• [Исходный текст]:
• • •

Подобного рода споры о качестве вращаются вокруг утративших свою реальность осей. При сравнении театра и кино искусство никоим образом не выступает как средний член сравнения, тем более в ту эпоху, когда об искусстве уже нельзя или еще нельзя вести речь. Решающая постановка вопроса, в которой состоит суть дела и которая сегодня вообще еще не сознается, заключается, скорее, в следующем: какое из двух этих средств репрезентирует тип с наибольшей отчетливостью. Только когда удастся уяснить себе это, понять, что дело тут не в ранговых различиях, а в инаковости этих средств, — только тогда откроется возможность взглянуть на вещи с необходимой непредвзятостью. Тогда мы поймем разницу между театральной публикой и той, что собирается в близлежащем кинотеатре, хотя сумма единичных людей в обоих случаях остается той же. Мы поймем, почему в театральном актере стараются уловить индивидуальность, его личный взгляд на действо, в то время как от киноактера эта индивидуальность вовсе не требуется. Существует разница между характерной маской и маскоподобным характером целой эпохи.
Киноактер подчиняется иному закону, поскольку его задача состоит в изображении типа. Поэтому от него требуют не уникальности, а однозначности. От него ждут, что он выразит не бесконечную гармонию, а точный ритм жизни. Поэтому ему надлежит играть, сообразуясь с закономерностями определенного и очень предметного пространства, чьи правила вошли в плоть и кровь каждого отдельного зрителя.
Такое обстояние дел, пожалуй, нигде не выступает столь отчетливо, как там, где фильм затрагивает будто бы прямо противоположную тему, а именно, тему подчиненности человека этому пространству. Так наше время породило особый гротеск, комичность которого состоит в том, что человек оказывается игрушкой технических объектов. Высокие здания построены только для того, чтобы с них падать, смысл дорожного движения состоит в том, чтобы человек попадал под колеса, а моторов — в том, чтобы он взрывался вместе с ними.
Этот комизм реализуется за счет индивида, который не знает основополагающих правил пространства, организованного с высокой точностью, и не владеет жестами, которые естественно вытекают из этих правил; контраст же, в котором этот комизм выражается, состоит как раз в том, что эти правила совершенно очевидны для зрителя. Стало быть, над индивидом здесь потешается именно тип.
По сути дела, в насмешке здесь вновь открывается знак ужасной первобытной вражды, и киносеансы, идущие в центрах цивилизации, в безопасных, теплых и хорошо освещенных залах, вполне можно сравнить с теми сражениями, где пулеметным огнем расстреливают племена, вооруженные луком и стрелами.
Нежелание причинить обиду, чистая совесть и беспристрастность в высшей степени характерны для всех участников революции sans phrase. Разрушительная же насмешка, как разновидность комизма, принадлежит переходному времени. Его воздействие уже сегодня начинает блекнуть, и если через пятьдесят лет такой фильм выкопают из архивов, он никому не будет понятен, подобно тому как сегодня постановка «Mere coupable»[14] уже не способна своим волшебством пробудить в нас ощущения начинающего сознавать себя индивида.

• • •

Извлечённые записи данных
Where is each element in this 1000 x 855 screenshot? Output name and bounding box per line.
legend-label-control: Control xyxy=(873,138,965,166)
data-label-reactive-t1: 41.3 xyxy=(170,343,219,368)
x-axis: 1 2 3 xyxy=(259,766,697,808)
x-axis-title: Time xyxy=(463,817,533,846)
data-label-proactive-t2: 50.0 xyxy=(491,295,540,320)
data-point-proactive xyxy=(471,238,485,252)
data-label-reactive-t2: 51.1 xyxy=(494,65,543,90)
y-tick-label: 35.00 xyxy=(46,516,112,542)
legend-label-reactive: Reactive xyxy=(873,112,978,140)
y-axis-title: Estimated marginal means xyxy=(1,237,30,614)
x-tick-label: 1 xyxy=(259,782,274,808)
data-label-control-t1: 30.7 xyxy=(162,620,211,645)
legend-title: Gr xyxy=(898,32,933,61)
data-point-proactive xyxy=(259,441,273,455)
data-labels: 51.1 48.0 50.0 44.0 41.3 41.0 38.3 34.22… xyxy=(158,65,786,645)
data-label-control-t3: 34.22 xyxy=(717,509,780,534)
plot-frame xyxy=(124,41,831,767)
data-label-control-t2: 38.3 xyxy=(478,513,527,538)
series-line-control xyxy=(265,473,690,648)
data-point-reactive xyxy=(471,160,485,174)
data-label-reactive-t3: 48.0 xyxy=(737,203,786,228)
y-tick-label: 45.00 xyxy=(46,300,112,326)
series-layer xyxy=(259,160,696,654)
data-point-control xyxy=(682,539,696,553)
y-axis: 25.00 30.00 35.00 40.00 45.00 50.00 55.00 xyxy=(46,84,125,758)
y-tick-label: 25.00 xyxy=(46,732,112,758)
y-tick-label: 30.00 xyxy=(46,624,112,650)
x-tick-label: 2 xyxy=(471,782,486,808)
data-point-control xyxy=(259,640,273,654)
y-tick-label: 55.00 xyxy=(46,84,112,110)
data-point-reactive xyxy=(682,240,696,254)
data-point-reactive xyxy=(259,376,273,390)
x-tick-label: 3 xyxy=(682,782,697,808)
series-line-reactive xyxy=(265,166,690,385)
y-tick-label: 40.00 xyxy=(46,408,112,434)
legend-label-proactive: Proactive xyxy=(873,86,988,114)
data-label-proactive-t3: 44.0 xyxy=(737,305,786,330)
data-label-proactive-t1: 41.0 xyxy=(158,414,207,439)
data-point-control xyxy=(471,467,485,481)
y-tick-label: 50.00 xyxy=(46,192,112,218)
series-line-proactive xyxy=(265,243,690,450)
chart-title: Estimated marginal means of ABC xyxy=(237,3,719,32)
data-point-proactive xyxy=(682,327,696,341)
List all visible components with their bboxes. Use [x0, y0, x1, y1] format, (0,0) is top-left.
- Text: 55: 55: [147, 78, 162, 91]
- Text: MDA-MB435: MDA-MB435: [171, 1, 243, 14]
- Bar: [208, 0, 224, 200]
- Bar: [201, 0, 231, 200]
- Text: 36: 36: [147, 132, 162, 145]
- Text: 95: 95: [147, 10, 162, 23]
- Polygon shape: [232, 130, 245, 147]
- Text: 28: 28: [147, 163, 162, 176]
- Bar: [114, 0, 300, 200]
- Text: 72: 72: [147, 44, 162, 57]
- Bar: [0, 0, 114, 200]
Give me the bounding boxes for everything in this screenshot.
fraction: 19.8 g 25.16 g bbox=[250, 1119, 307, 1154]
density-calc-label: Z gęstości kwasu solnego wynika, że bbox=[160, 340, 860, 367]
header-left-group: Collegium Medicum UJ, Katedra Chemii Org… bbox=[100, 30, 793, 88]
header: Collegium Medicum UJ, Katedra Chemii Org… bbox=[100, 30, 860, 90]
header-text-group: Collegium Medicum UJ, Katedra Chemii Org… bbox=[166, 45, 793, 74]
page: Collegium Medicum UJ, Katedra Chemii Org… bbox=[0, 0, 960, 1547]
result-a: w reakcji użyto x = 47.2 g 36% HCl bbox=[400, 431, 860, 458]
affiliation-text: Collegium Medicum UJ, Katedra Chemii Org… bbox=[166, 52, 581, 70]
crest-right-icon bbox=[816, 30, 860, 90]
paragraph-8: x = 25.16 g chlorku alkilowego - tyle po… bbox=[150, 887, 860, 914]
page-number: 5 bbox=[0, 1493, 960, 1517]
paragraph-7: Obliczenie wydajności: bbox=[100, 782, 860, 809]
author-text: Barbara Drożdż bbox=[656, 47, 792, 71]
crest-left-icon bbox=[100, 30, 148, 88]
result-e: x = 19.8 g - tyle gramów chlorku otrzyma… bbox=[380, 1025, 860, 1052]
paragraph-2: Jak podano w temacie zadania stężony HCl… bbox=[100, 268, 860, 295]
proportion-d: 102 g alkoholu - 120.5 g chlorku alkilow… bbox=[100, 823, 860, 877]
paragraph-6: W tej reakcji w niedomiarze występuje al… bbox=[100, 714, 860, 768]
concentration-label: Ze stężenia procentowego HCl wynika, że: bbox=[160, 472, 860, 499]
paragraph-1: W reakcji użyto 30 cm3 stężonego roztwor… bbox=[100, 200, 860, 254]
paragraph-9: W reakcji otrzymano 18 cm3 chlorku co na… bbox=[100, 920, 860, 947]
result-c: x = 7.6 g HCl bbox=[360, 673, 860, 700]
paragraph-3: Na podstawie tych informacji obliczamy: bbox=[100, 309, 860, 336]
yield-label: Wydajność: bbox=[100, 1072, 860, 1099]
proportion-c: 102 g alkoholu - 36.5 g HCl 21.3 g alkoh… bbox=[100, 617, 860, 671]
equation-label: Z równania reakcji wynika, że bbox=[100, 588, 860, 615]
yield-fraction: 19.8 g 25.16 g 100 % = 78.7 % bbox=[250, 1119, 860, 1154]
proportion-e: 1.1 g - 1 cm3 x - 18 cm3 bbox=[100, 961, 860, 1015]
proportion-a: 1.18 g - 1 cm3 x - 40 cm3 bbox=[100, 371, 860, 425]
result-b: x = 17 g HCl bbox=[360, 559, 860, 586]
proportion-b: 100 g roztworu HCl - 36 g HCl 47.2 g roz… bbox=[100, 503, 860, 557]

• • •

• [Письменное задание 1]:
Перескажите в виде краткого списка абзац текста о театре и кино, начинающийся словами «Киноактер подчиняется иному закону», сохранив его основные положения.
• [Письменное задание 2]:
Верните без изменений фрагмент текста о театре и кино, который начинается со слов, содержащих «Киноактер подчиняется иному», и заканчивается словами «вместе с ними.».
Эти позиции никак не связаны с текстом о театре и кино.

• [Результат упражнения 1]:
- Киноактер подчиняется иному закону, потому что его задача — изображать тип.
- Поэтому от него требуют однозначности, а не уникальности.
- От него ждут выражения точного ритма жизни, а не бесконечной гармонии.
- Играть ему следует по закономерностям определенного и очень предметного пространства, правила которого вошли в плоть и кровь каждого зрителя.

• [Результат упражнения 2]:
Киноактер подчиняется иному закону, поскольку его задача состоит в изображении типа. Поэтому от него требуют не уникальности, а однозначности. От него ждут, что он выразит не бесконечную гармонию, а точный ритм жизни. Поэтому ему надлежит играть, сообразуясь с закономерностями определенного и очень предметного пространства, чьи правила вошли в плоть и кровь каждого отдельного зрителя.
Такое обстояние дел, пожалуй, нигде не выступает столь отчетливо, как там, где фильм затрагивает будто бы прямо противоположную тему, а именно, тему подчиненности человека этому пространству. Так наше время породило особый гротеск, комичность которого состоит в том, что человек оказывается игрушкой технических объектов. Высокие здания построены только для того, чтобы с них падать, смысл дорожного движения состоит в том, чтобы человек попадал под колеса, а моторов — в том, чтобы он взрывался вместе с ними.